>> Start INPUT RECORDS

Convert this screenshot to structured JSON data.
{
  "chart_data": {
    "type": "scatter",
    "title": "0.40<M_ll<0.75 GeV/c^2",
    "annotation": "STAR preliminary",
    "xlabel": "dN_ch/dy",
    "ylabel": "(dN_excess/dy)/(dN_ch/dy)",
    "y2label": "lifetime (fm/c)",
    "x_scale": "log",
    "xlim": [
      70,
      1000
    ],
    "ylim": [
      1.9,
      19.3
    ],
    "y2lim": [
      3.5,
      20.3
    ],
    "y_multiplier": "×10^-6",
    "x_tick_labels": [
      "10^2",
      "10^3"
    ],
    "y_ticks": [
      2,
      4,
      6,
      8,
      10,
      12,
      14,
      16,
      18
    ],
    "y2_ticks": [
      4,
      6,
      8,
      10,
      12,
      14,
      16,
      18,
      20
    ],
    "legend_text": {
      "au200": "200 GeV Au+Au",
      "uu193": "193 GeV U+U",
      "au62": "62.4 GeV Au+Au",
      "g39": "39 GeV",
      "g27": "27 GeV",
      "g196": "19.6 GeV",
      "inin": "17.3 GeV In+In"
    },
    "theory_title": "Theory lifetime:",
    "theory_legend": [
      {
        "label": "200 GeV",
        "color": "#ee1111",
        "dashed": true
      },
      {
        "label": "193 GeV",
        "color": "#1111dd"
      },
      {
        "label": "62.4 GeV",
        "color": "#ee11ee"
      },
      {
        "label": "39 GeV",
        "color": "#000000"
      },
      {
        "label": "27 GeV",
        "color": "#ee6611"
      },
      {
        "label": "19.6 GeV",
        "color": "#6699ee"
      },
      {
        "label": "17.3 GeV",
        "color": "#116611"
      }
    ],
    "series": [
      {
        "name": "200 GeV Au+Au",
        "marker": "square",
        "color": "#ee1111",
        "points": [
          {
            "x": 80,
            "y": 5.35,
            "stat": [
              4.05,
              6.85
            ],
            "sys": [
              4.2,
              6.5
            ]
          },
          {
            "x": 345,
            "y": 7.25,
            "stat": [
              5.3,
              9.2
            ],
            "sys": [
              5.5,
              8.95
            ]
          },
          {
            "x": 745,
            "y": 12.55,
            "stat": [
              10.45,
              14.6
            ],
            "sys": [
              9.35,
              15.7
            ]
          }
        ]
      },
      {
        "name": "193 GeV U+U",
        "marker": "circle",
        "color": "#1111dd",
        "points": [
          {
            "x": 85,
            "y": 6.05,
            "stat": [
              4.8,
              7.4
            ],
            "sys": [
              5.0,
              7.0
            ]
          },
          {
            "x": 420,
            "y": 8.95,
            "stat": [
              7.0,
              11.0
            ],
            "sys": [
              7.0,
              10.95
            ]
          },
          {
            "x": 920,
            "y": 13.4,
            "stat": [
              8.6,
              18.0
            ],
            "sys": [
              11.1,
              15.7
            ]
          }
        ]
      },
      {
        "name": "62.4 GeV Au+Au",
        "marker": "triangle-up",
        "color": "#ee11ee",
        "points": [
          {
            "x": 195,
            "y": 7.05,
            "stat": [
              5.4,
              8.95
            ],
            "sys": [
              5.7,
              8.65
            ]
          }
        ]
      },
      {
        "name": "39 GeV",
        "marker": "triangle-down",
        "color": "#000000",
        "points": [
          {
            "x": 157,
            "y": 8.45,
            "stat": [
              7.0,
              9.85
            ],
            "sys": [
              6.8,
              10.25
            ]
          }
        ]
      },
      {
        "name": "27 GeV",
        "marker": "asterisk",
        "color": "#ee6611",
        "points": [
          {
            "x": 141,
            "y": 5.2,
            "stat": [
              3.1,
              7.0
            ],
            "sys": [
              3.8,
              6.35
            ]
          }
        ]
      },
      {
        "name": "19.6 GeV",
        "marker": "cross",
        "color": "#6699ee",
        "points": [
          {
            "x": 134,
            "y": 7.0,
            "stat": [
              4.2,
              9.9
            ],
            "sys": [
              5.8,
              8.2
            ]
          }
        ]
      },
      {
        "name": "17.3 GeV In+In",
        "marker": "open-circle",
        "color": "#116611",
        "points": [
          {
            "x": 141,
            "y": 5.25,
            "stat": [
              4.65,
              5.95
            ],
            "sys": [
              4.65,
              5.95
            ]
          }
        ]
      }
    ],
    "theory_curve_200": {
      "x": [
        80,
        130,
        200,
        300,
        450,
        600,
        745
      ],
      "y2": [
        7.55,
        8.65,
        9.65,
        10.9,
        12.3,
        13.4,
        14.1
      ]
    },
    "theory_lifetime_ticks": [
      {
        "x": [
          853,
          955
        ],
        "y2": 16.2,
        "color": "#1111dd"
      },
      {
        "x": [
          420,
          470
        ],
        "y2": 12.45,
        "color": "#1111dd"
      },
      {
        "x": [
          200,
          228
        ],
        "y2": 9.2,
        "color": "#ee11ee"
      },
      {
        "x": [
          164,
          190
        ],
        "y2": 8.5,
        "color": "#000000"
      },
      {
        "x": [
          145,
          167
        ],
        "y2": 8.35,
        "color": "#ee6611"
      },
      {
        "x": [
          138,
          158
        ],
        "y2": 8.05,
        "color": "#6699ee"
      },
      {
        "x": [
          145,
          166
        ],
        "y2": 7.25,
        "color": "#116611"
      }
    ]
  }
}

>> End INPUT RECORDS

= BRIEF =
Write the data out again in full and exactly.

= RESPONSE TO THIS EXERCISE =
Convert this screenshot to structured JSON data.
{
  "chart_data": {
    "type": "scatter",
    "title": "0.40<M_ll<0.75 GeV/c^2",
    "annotation": "STAR preliminary",
    "xlabel": "dN_ch/dy",
    "ylabel": "(dN_excess/dy)/(dN_ch/dy)",
    "y2label": "lifetime (fm/c)",
    "x_scale": "log",
    "xlim": [
      70,
      1000
    ],
    "ylim": [
      1.9,
      19.3
    ],
    "y2lim": [
      3.5,
      20.3
    ],
    "y_multiplier": "×10^-6",
    "x_tick_labels": [
      "10^2",
      "10^3"
    ],
    "y_ticks": [
      2,
      4,
      6,
      8,
      10,
      12,
      14,
      16,
      18
    ],
    "y2_ticks": [
      4,
      6,
      8,
      10,
      12,
      14,
      16,
      18,
      20
    ],
    "legend_text": {
      "au200": "200 GeV Au+Au",
      "uu193": "193 GeV U+U",
      "au62": "62.4 GeV Au+Au",
      "g39": "39 GeV",
      "g27": "27 GeV",
      "g196": "19.6 GeV",
      "inin": "17.3 GeV In+In"
    },
    "theory_title": "Theory lifetime:",
    "theory_legend": [
      {
        "label": "200 GeV",
        "color": "#ee1111",
        "dashed": true
      },
      {
        "label": "193 GeV",
        "color": "#1111dd"
      },
      {
        "label": "62.4 GeV",
        "color": "#ee11ee"
      },
      {
        "label": "39 GeV",
        "color": "#000000"
      },
      {
        "label": "27 GeV",
        "color": "#ee6611"
      },
      {
        "label": "19.6 GeV",
        "color": "#6699ee"
      },
      {
        "label": "17.3 GeV",
        "color": "#116611"
      }
    ],
    "series": [
      {
        "name": "200 GeV Au+Au",
        "marker": "square",
        "color": "#ee1111",
        "points": [
          {
            "x": 80,
            "y": 5.35,
            "stat": [
              4.05,
              6.85
            ],
            "sys": [
              4.2,
              6.5
            ]
          },
          {
            "x": 345,
            "y": 7.25,
            "stat": [
              5.3,
              9.2
            ],
            "sys": [
              5.5,
              8.95
            ]
          },
          {
            "x": 745,
            "y": 12.55,
            "stat": [
              10.45,
              14.6
            ],
            "sys": [
              9.35,
              15.7
            ]
          }
        ]
      },
      {
        "name": "193 GeV U+U",
        "marker": "circle",
        "color": "#1111dd",
        "points": [
          {
            "x": 85,
            "y": 6.05,
            "stat": [
              4.8,
              7.4
            ],
            "sys": [
              5.0,
              7.0
            ]
          },
          {
            "x": 420,
            "y": 8.95,
            "stat": [
              7.0,
              11.0
            ],
            "sys": [
              7.0,
              10.95
            ]
          },
          {
            "x": 920,
            "y": 13.4,
            "stat": [
              8.6,
              18.0
            ],
            "sys": [
              11.1,
              15.7
            ]
          }
        ]
      },
      {
        "name": "62.4 GeV Au+Au",
        "marker": "triangle-up",
        "color": "#ee11ee",
        "points": [
          {
            "x": 195,
            "y": 7.05,
            "stat": [
              5.4,
              8.95
            ],
            "sys": [
              5.7,
              8.65
            ]
          }
        ]
      },
      {
        "name": "39 GeV",
        "marker": "triangle-down",
        "color": "#000000",
        "points": [
          {
            "x": 157,
            "y": 8.45,
            "stat": [
              7.0,
              9.85
            ],
            "sys": [
              6.8,
              10.25
            ]
          }
        ]
      },
      {
        "name": "27 GeV",
        "marker": "asterisk",
        "color": "#ee6611",
        "points": [
          {
            "x": 141,
            "y": 5.2,
            "stat": [
              3.1,
              7.0
            ],
            "sys": [
              3.8,
              6.35
            ]
          }
        ]
      },
      {
        "name": "19.6 GeV",
        "marker": "cross",
        "color": "#6699ee",
        "points": [
          {
            "x": 134,
            "y": 7.0,
            "stat": [
              4.2,
              9.9
            ],
            "sys": [
              5.8,
              8.2
            ]
          }
        ]
      },
      {
        "name": "17.3 GeV In+In",
        "marker": "open-circle",
        "color": "#116611",
        "points": [
          {
            "x": 141,
            "y": 5.25,
            "stat": [
              4.65,
              5.95
            ],
            "sys": [
              4.65,
              5.95
            ]
          }
        ]
      }
    ],
    "theory_curve_200": {
      "x": [
        80,
        130,
        200,
        300,
        450,
        600,
        745
      ],
      "y2": [
        7.55,
        8.65,
        9.65,
        10.9,
        12.3,
        13.4,
        14.1
      ]
    },
    "theory_lifetime_ticks": [
      {
        "x": [
          853,
          955
        ],
        "y2": 16.2,
        "color": "#1111dd"
      },
      {
        "x": [
          420,
          470
        ],
        "y2": 12.45,
        "color": "#1111dd"
      },
      {
        "x": [
          200,
          228
        ],
        "y2": 9.2,
        "color": "#ee11ee"
      },
      {
        "x": [
          164,
          190
        ],
        "y2": 8.5,
        "color": "#000000"
      },
      {
        "x": [
          145,
          167
        ],
        "y2": 8.35,
        "color": "#ee6611"
      },
      {
        "x": [
          138,
          158
        ],
        "y2": 8.05,
        "color": "#6699ee"
      },
      {
        "x": [
          145,
          166
        ],
        "y2": 7.25,
        "color": "#116611"
      }
    ]
  }
}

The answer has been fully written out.